╭──

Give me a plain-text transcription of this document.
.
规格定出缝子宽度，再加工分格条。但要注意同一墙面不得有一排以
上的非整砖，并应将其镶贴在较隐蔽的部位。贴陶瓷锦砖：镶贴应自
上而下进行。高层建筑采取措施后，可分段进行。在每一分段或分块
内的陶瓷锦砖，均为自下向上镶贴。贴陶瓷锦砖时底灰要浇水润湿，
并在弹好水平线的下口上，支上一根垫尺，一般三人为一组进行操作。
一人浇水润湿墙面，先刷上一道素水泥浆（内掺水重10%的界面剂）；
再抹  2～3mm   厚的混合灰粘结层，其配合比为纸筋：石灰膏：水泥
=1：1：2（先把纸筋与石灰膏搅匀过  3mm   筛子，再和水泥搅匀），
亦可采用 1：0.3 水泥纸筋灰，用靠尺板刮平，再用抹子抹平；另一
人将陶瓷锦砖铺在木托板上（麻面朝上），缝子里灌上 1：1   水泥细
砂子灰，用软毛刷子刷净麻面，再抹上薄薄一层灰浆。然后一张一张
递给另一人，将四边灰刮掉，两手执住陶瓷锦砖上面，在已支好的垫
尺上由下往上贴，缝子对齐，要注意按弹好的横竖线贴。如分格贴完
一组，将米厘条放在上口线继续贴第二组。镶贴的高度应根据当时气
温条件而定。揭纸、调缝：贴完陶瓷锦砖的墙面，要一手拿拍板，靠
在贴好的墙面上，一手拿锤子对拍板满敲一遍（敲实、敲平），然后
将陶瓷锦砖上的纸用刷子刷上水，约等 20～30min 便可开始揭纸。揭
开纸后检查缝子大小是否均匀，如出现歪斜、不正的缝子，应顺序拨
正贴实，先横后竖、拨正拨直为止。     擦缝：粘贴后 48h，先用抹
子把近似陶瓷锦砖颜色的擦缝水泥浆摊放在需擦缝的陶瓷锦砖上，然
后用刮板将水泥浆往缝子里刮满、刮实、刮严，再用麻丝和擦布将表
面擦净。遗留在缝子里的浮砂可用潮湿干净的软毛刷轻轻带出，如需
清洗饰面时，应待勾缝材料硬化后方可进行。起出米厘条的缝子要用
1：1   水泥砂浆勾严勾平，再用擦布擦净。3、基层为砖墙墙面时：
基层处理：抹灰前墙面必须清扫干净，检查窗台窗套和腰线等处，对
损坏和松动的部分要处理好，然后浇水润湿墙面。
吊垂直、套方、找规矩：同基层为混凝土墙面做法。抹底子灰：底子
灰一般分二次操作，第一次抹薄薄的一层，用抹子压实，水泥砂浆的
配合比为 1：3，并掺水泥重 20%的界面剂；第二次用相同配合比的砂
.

╰──

Note how many lines in the listing above hold the string "的界面剂", then give only that figure.

2